## begin
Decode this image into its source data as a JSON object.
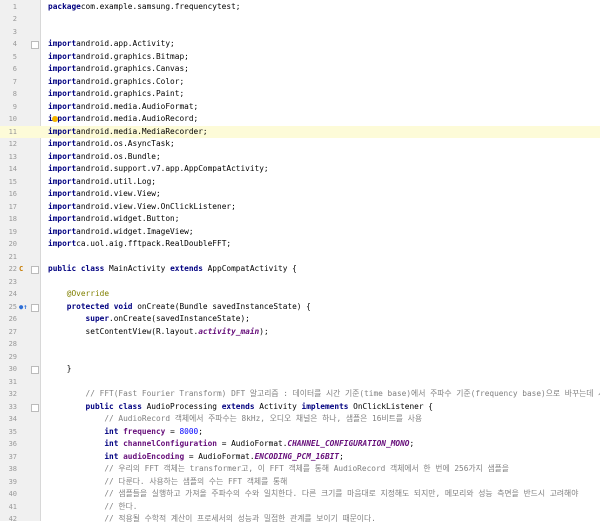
{
  "lines": [
    {
      "n": "1",
      "segs": [
        [
          "kw",
          "package"
        ],
        [
          "",
          "com.example.samsung.frequencytest;"
        ]
      ]
    },
    {
      "n": "2",
      "segs": []
    },
    {
      "n": "3",
      "segs": []
    },
    {
      "n": "4",
      "segs": [
        [
          "kw",
          "import"
        ],
        [
          "",
          "android.app.Activity;"
        ]
      ]
    },
    {
      "n": "5",
      "segs": [
        [
          "kw",
          "import"
        ],
        [
          "",
          "android.graphics.Bitmap;"
        ]
      ]
    },
    {
      "n": "6",
      "segs": [
        [
          "kw",
          "import"
        ],
        [
          "",
          "android.graphics.Canvas;"
        ]
      ]
    },
    {
      "n": "7",
      "segs": [
        [
          "kw",
          "import"
        ],
        [
          "",
          "android.graphics.Color;"
        ]
      ]
    },
    {
      "n": "8",
      "segs": [
        [
          "kw",
          "import"
        ],
        [
          "",
          "android.graphics.Paint;"
        ]
      ]
    },
    {
      "n": "9",
      "segs": [
        [
          "kw",
          "import"
        ],
        [
          "",
          "android.media.AudioFormat;"
        ]
      ]
    },
    {
      "n": "10",
      "segs": [
        [
          "kw",
          "import"
        ],
        [
          "",
          "android.media.AudioRecord;"
        ]
      ]
    },
    {
      "n": "11",
      "hl": "1",
      "segs": [
        [
          "kw",
          "import"
        ],
        [
          "",
          "android.media.MediaRecorder;"
        ]
      ]
    },
    {
      "n": "12",
      "segs": [
        [
          "kw",
          "import"
        ],
        [
          "",
          "android.os.AsyncTask;"
        ]
      ]
    },
    {
      "n": "13",
      "segs": [
        [
          "kw",
          "import"
        ],
        [
          "",
          "android.os.Bundle;"
        ]
      ]
    },
    {
      "n": "14",
      "segs": [
        [
          "kw",
          "import"
        ],
        [
          "",
          "android.support.v7.app.AppCompatActivity;"
        ]
      ]
    },
    {
      "n": "15",
      "segs": [
        [
          "kw",
          "import"
        ],
        [
          "",
          "android.util.Log;"
        ]
      ]
    },
    {
      "n": "16",
      "segs": [
        [
          "kw",
          "import"
        ],
        [
          "",
          "android.view.View;"
        ]
      ]
    },
    {
      "n": "17",
      "segs": [
        [
          "kw",
          "import"
        ],
        [
          "",
          "android.view.View.OnClickListener;"
        ]
      ]
    },
    {
      "n": "18",
      "segs": [
        [
          "kw",
          "import"
        ],
        [
          "",
          "android.widget.Button;"
        ]
      ]
    },
    {
      "n": "19",
      "segs": [
        [
          "kw",
          "import"
        ],
        [
          "",
          "android.widget.ImageView;"
        ]
      ]
    },
    {
      "n": "20",
      "segs": [
        [
          "kw",
          "import"
        ],
        [
          "",
          "ca.uol.aig.fftpack.RealDoubleFFT;"
        ]
      ]
    },
    {
      "n": "21",
      "segs": []
    },
    {
      "n": "22",
      "segs": [
        [
          "kw",
          "public class"
        ],
        [
          "",
          " MainActivity "
        ],
        [
          "kw",
          "extends"
        ],
        [
          "",
          " AppCompatActivity {"
        ]
      ]
    },
    {
      "n": "23",
      "segs": []
    },
    {
      "n": "24",
      "segs": [
        [
          "an",
          "    @Override"
        ]
      ]
    },
    {
      "n": "25",
      "segs": [
        [
          "kw",
          "    protected void"
        ],
        [
          "",
          " onCreate(Bundle savedInstanceState) {"
        ]
      ]
    },
    {
      "n": "26",
      "segs": [
        [
          "kw",
          "        super"
        ],
        [
          "",
          ".onCreate(savedInstanceState);"
        ]
      ]
    },
    {
      "n": "27",
      "segs": [
        [
          "",
          "        setContentView(R.layout."
        ],
        [
          "fld",
          "activity_main"
        ],
        [
          "",
          ");"
        ]
      ]
    },
    {
      "n": "28",
      "segs": []
    },
    {
      "n": "29",
      "segs": []
    },
    {
      "n": "30",
      "segs": [
        [
          "",
          "    }"
        ]
      ]
    },
    {
      "n": "31",
      "segs": []
    },
    {
      "n": "32",
      "segs": [
        [
          "cm",
          "        // FFT(Fast Fourier Transform) DFT 알고리즘 : 데이터를 시간 기준(time base)에서 주파수 기준(frequency base)으로 바꾸는데 사용."
        ]
      ]
    },
    {
      "n": "33",
      "segs": [
        [
          "kw",
          "        public class"
        ],
        [
          "",
          " AudioProcessing "
        ],
        [
          "kw",
          "extends"
        ],
        [
          "",
          " Activity "
        ],
        [
          "kw",
          "implements"
        ],
        [
          "",
          " OnClickListener {"
        ]
      ]
    },
    {
      "n": "34",
      "segs": [
        [
          "cm",
          "            // AudioRecord 객체에서 주파수는 8kHz, 오디오 채널은 하나, 샘플은 16비트를 사용"
        ]
      ]
    },
    {
      "n": "35",
      "segs": [
        [
          "kw",
          "            int"
        ],
        [
          "pf",
          " frequency"
        ],
        [
          "",
          " = "
        ],
        [
          "num",
          "8000"
        ],
        [
          "",
          ";"
        ]
      ]
    },
    {
      "n": "36",
      "segs": [
        [
          "kw",
          "            int"
        ],
        [
          "pf",
          " channelConfiguration"
        ],
        [
          "",
          " = AudioFormat."
        ],
        [
          "fld",
          "CHANNEL_CONFIGURATION_MONO"
        ],
        [
          "",
          ";"
        ]
      ]
    },
    {
      "n": "37",
      "segs": [
        [
          "kw",
          "            int"
        ],
        [
          "pf",
          " audioEncoding"
        ],
        [
          "",
          " = AudioFormat."
        ],
        [
          "fld",
          "ENCODING_PCM_16BIT"
        ],
        [
          "",
          ";"
        ]
      ]
    },
    {
      "n": "38",
      "segs": [
        [
          "cm",
          "            // 우리의 FFT 객체는 transformer고, 이 FFT 객체를 통해 AudioRecord 객체에서 한 번에 256가지 샘플을"
        ]
      ]
    },
    {
      "n": "39",
      "segs": [
        [
          "cm",
          "            // 다룬다. 사용하는 샘플의 수는 FFT 객체를 통해"
        ]
      ]
    },
    {
      "n": "40",
      "segs": [
        [
          "cm",
          "            // 샘플들을 실행하고 가져올 주파수의 수와 일치한다. 다른 크기를 마음대로 지정해도 되지만, 메모리와 성능 측면을 반드시 고려해야"
        ]
      ]
    },
    {
      "n": "41",
      "segs": [
        [
          "cm",
          "            // 한다."
        ]
      ]
    },
    {
      "n": "42",
      "segs": [
        [
          "cm",
          "            // 적용될 수학적 계산이 프로세서의 성능과 밀접한 관계를 보이기 때문이다."
        ]
      ]
    }
  ],
  "gutter_marks": [
    {
      "line": "22",
      "icon": "class-icon",
      "glyph": "C",
      "color": "#c77c02"
    },
    {
      "line": "25",
      "icon": "override-icon",
      "glyph": "●↑",
      "color": "#2f6fd6"
    }
  ],
  "intention_mark": {
    "line": "10",
    "icon": "lightbulb-icon",
    "glyph": "💡"
  }
}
## end
■ To be done ■
Above are records with pictures; repeat the records exactly and leave the pictures out.

■ Solved problem ■
Decode this image into its source data as a JSON object.
{
  "lines": [
    {
      "n": "1",
      "segs": [
        [
          "kw",
          "package"
        ],
        [
          "",
          "com.example.samsung.frequencytest;"
        ]
      ]
    },
    {
      "n": "2",
      "segs": []
    },
    {
      "n": "3",
      "segs": []
    },
    {
      "n": "4",
      "segs": [
        [
          "kw",
          "import"
        ],
        [
          "",
          "android.app.Activity;"
        ]
      ]
    },
    {
      "n": "5",
      "segs": [
        [
          "kw",
          "import"
        ],
        [
          "",
          "android.graphics.Bitmap;"
        ]
      ]
    },
    {
      "n": "6",
      "segs": [
        [
          "kw",
          "import"
        ],
        [
          "",
          "android.graphics.Canvas;"
        ]
      ]
    },
    {
      "n": "7",
      "segs": [
        [
          "kw",
          "import"
        ],
        [
          "",
          "android.graphics.Color;"
        ]
      ]
    },
    {
      "n": "8",
      "segs": [
        [
          "kw",
          "import"
        ],
        [
          "",
          "android.graphics.Paint;"
        ]
      ]
    },
    {
      "n": "9",
      "segs": [
        [
          "kw",
          "import"
        ],
        [
          "",
          "android.media.AudioFormat;"
        ]
      ]
    },
    {
      "n": "10",
      "segs": [
        [
          "kw",
          "import"
        ],
        [
          "",
          "android.media.AudioRecord;"
        ]
      ]
    },
    {
      "n": "11",
      "hl": "1",
      "segs": [
        [
          "kw",
          "import"
        ],
        [
          "",
          "android.media.MediaRecorder;"
        ]
      ]
    },
    {
      "n": "12",
      "segs": [
        [
          "kw",
          "import"
        ],
        [
          "",
          "android.os.AsyncTask;"
        ]
      ]
    },
    {
      "n": "13",
      "segs": [
        [
          "kw",
          "import"
        ],
        [
          "",
          "android.os.Bundle;"
        ]
      ]
    },
    {
      "n": "14",
      "segs": [
        [
          "kw",
          "import"
        ],
        [
          "",
          "android.support.v7.app.AppCompatActivity;"
        ]
      ]
    },
    {
      "n": "15",
      "segs": [
        [
          "kw",
          "import"
        ],
        [
          "",
          "android.util.Log;"
        ]
      ]
    },
    {
      "n": "16",
      "segs": [
        [
          "kw",
          "import"
        ],
        [
          "",
          "android.view.View;"
        ]
      ]
    },
    {
      "n": "17",
      "segs": [
        [
          "kw",
          "import"
        ],
        [
          "",
          "android.view.View.OnClickListener;"
        ]
      ]
    },
    {
      "n": "18",
      "segs": [
        [
          "kw",
          "import"
        ],
        [
          "",
          "android.widget.Button;"
        ]
      ]
    },
    {
      "n": "19",
      "segs": [
        [
          "kw",
          "import"
        ],
        [
          "",
          "android.widget.ImageView;"
        ]
      ]
    },
    {
      "n": "20",
      "segs": [
        [
          "kw",
          "import"
        ],
        [
          "",
          "ca.uol.aig.fftpack.RealDoubleFFT;"
        ]
      ]
    },
    {
      "n": "21",
      "segs": []
    },
    {
      "n": "22",
      "segs": [
        [
          "kw",
          "public class"
        ],
        [
          "",
          " MainActivity "
        ],
        [
          "kw",
          "extends"
        ],
        [
          "",
          " AppCompatActivity {"
        ]
      ]
    },
    {
      "n": "23",
      "segs": []
    },
    {
      "n": "24",
      "segs": [
        [
          "an",
          "    @Override"
        ]
      ]
    },
    {
      "n": "25",
      "segs": [
        [
          "kw",
          "    protected void"
        ],
        [
          "",
          " onCreate(Bundle savedInstanceState) {"
        ]
      ]
    },
    {
      "n": "26",
      "segs": [
        [
          "kw",
          "        super"
        ],
        [
          "",
          ".onCreate(savedInstanceState);"
        ]
      ]
    },
    {
      "n": "27",
      "segs": [
        [
          "",
          "        setContentView(R.layout."
        ],
        [
          "fld",
          "activity_main"
        ],
        [
          "",
          ");"
        ]
      ]
    },
    {
      "n": "28",
      "segs": []
    },
    {
      "n": "29",
      "segs": []
    },
    {
      "n": "30",
      "segs": [
        [
          "",
          "    }"
        ]
      ]
    },
    {
      "n": "31",
      "segs": []
    },
    {
      "n": "32",
      "segs": [
        [
          "cm",
          "        // FFT(Fast Fourier Transform) DFT 알고리즘 : 데이터를 시간 기준(time base)에서 주파수 기준(frequency base)으로 바꾸는데 사용."
        ]
      ]
    },
    {
      "n": "33",
      "segs": [
        [
          "kw",
          "        public class"
        ],
        [
          "",
          " AudioProcessing "
        ],
        [
          "kw",
          "extends"
        ],
        [
          "",
          " Activity "
        ],
        [
          "kw",
          "implements"
        ],
        [
          "",
          " OnClickListener {"
        ]
      ]
    },
    {
      "n": "34",
      "segs": [
        [
          "cm",
          "            // AudioRecord 객체에서 주파수는 8kHz, 오디오 채널은 하나, 샘플은 16비트를 사용"
        ]
      ]
    },
    {
      "n": "35",
      "segs": [
        [
          "kw",
          "            int"
        ],
        [
          "pf",
          " frequency"
        ],
        [
          "",
          " = "
        ],
        [
          "num",
          "8000"
        ],
        [
          "",
          ";"
        ]
      ]
    },
    {
      "n": "36",
      "segs": [
        [
          "kw",
          "            int"
        ],
        [
          "pf",
          " channelConfiguration"
        ],
        [
          "",
          " = AudioFormat."
        ],
        [
          "fld",
          "CHANNEL_CONFIGURATION_MONO"
        ],
        [
          "",
          ";"
        ]
      ]
    },
    {
      "n": "37",
      "segs": [
        [
          "kw",
          "            int"
        ],
        [
          "pf",
          " audioEncoding"
        ],
        [
          "",
          " = AudioFormat."
        ],
        [
          "fld",
          "ENCODING_PCM_16BIT"
        ],
        [
          "",
          ";"
        ]
      ]
    },
    {
      "n": "38",
      "segs": [
        [
          "cm",
          "            // 우리의 FFT 객체는 transformer고, 이 FFT 객체를 통해 AudioRecord 객체에서 한 번에 256가지 샘플을"
        ]
      ]
    },
    {
      "n": "39",
      "segs": [
        [
          "cm",
          "            // 다룬다. 사용하는 샘플의 수는 FFT 객체를 통해"
        ]
      ]
    },
    {
      "n": "40",
      "segs": [
        [
          "cm",
          "            // 샘플들을 실행하고 가져올 주파수의 수와 일치한다. 다른 크기를 마음대로 지정해도 되지만, 메모리와 성능 측면을 반드시 고려해야"
        ]
      ]
    },
    {
      "n": "41",
      "segs": [
        [
          "cm",
          "            // 한다."
        ]
      ]
    },
    {
      "n": "42",
      "segs": [
        [
          "cm",
          "            // 적용될 수학적 계산이 프로세서의 성능과 밀접한 관계를 보이기 때문이다."
        ]
      ]
    }
  ],
  "gutter_marks": [
    {
      "line": "22",
      "icon": "class-icon",
      "glyph": "C",
      "color": "#c77c02"
    },
    {
      "line": "25",
      "icon": "override-icon",
      "glyph": "●↑",
      "color": "#2f6fd6"
    }
  ],
  "intention_mark": {
    "line": "10",
    "icon": "lightbulb-icon",
    "glyph": "💡"
  }
}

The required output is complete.